_Problems_
**1)** In the Liar Game: Reborn article, why do the players protest the rules of the game?
**2)** Recast the paragraph of the Liar Game: Reborn article that begins "This edition of the Liar Game" as a short bulleted list that keeps its main facts.
**3)** Carry the Liar Game: Reborn article on from the point where it ends.

_Supplied passage_
= = = =
- Film poster advertising this film in Japan
- Directed by: Hiroaki Matsuyama
- Based on: Liar Game by Shinobu Kaitani
- Produced by: Chihiro Kameyama Kazuhiko Torishima Minami Ichikawa Tsuguaki Tatematsu Masahide Takahashi Shinya Koto
- Starring: Shota Matsuda Mikako Tabe Mana Ashida
- Cinematography: Nobu Miyata
- Distributed by: Toho Company Ltd.
- Release date: March 3, 2012 (Japan);
- Running time: 131 minutes
- Country: Japan
- Language: Japanese

= Liar Game: Reborn =

Liar Game: Reborn (ライアーゲーム -再生-, Liar Game: Saisei) is a 2012 Japanese film directed by Hiroaki Matsuyama.

== Plot ==

College graduate Shinomiya is delivered 100 million yen and an invitation to the restarted Liar Game. If she does not participate, she must return the money with an additional monetary penalty. She begs for help from her psychology professor, Akiyama (the last winner of the Liar Game) but he seems unsympathetic. Shinomiya is picked up by the organizers and transported to the location hosting the Liar Game. Former Liar Game player Fukunaga informs Akiyama of Shinomiya's plight while inviting him back to Liar Game. Akiyama thus returns to compete.

This edition of the Liar Game features a variant of musical chairs, starting with twenty players and fifteen chairs. Players (including eliminated ones) elect a representative after each round, who removes one of the numbered chairs from the game. Each player receives twenty tokens; each of the winning player's tokens is worth 100 million yen. Losing players must pay 200 million to the organizers. The players protest since they were only given 100 million with the invitation; they fear going into debt. The game is observed by Fukunaga and Tanimura.
= = = =
_Records supplied_
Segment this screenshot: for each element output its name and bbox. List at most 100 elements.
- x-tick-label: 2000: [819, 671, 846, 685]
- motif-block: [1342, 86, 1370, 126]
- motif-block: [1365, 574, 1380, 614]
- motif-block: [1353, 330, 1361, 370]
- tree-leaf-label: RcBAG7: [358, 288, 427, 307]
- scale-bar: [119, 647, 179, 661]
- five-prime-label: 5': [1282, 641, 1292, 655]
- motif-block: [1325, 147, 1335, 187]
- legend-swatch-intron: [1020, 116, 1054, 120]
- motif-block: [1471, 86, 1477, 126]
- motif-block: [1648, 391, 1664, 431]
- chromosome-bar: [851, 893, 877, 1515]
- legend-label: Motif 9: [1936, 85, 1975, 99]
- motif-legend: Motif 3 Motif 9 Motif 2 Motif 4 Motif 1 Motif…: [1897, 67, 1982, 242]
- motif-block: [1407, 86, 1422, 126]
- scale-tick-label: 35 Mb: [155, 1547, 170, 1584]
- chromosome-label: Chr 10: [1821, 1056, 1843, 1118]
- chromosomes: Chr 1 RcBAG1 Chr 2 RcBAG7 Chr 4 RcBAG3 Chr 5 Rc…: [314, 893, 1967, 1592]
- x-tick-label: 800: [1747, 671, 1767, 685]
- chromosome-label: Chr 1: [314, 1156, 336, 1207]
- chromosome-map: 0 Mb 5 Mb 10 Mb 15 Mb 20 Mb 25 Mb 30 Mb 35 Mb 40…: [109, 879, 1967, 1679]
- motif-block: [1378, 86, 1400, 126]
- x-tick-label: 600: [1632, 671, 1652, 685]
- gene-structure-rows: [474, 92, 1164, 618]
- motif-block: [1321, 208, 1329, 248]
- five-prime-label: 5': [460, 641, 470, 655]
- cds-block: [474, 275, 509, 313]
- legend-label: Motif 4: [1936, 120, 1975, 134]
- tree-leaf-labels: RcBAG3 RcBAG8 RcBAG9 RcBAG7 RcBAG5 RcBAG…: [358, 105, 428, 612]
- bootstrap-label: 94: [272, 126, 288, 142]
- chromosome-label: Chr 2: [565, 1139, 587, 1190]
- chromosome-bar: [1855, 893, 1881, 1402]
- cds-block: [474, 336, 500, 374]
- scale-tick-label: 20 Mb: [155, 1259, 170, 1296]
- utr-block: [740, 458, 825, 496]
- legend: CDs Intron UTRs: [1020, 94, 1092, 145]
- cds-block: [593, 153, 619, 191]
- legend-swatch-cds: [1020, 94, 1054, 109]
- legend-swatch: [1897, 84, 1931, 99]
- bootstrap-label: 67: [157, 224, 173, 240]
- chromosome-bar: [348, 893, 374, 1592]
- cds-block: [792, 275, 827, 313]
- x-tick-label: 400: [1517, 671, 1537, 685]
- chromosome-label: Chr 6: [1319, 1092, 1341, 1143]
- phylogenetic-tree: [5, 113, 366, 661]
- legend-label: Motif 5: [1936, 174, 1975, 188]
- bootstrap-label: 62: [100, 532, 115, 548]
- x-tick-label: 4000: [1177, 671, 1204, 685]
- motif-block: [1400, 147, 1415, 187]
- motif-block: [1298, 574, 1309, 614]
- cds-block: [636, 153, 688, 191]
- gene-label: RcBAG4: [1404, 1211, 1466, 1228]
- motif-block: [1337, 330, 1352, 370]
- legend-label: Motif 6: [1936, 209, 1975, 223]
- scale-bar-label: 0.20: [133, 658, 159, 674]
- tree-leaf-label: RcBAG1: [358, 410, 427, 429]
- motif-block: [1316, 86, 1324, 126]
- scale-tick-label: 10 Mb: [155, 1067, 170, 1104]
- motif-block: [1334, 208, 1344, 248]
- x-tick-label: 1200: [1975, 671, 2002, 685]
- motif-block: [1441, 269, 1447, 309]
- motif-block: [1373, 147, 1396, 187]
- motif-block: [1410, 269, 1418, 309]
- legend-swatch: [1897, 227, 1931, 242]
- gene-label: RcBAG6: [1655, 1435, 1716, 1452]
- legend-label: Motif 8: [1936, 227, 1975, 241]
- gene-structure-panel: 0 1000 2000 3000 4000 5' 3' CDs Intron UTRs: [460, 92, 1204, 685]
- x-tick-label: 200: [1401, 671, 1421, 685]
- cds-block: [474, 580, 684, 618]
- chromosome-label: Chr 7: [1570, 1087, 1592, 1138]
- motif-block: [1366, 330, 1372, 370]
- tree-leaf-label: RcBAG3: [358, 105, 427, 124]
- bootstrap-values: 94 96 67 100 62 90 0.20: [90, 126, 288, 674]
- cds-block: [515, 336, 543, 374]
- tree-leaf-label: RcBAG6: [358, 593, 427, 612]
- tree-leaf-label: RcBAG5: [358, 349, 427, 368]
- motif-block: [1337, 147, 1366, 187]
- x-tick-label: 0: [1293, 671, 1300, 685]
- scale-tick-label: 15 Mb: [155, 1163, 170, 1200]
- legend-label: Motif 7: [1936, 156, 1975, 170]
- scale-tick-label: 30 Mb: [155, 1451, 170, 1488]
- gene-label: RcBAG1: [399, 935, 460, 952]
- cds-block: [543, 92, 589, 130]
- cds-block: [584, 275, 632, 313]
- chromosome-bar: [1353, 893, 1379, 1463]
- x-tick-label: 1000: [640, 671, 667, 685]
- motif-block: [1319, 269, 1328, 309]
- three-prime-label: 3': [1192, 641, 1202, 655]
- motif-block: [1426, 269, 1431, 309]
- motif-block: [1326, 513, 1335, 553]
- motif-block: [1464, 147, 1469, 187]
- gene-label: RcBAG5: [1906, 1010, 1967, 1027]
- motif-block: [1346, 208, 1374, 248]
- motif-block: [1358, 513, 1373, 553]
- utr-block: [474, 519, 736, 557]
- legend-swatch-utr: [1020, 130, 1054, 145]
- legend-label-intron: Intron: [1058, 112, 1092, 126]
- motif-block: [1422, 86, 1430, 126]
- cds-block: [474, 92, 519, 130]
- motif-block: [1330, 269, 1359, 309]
= = = =
_Results for the exercise_
**1)** Losing players must pay 200 million yen to the organizers, but each player was given only 100 million yen with the invitation. The players fear they will go into debt.

**2)**
- The game is a version of musical chairs that starts with twenty players and fifteen chairs.
- After each round, the players, including eliminated ones, elect a representative, who removes one numbered chair from the game.
- Each player gets twenty tokens, and each of the winning player's tokens is worth 100 million yen.
- Losing players must pay 200 million yen to the organizers. The players protest because they received only 100 million and fear going into debt.
- Fukunaga and Tanimura observe the game.

**3)**
The first round eliminates eight players. Shinomiya was tricked by Yasukawa but saved by Sakamaki; both of whom were former Liar Game players. Alliances are formed to win the elections and eliminate numbered chairs of other groups. Religious cult leader Harimoto has a team of five. Kiryu joins forces with Inuzuka and Sarukawa. Shinomiya groups with Akiyama, Sakamaki and Yasukawa, as well as eliminated players Emi and Akagi. The remaining six eliminated also form a group.

The groups of Harimoto and Kiryu work together to outnumber Akiyama's group. Yasukawa threatens to betray, so Akiyama has him eliminated; he joins Kiryu's group. Akiyama orders his group not to vote, resulting in Harimoto and Kiryu's groups turning on each other. Akiyama solicits the votes of the eliminated group, but they instead vote for Shinomiya, who Emi had urged to betray Akiyama. Shinomiya got their votes by offering her own tokens, later the other groups also do so to entice the eliminated group. Emi betrays Shinomiya; it is revealed that she is a spy for Harimoto.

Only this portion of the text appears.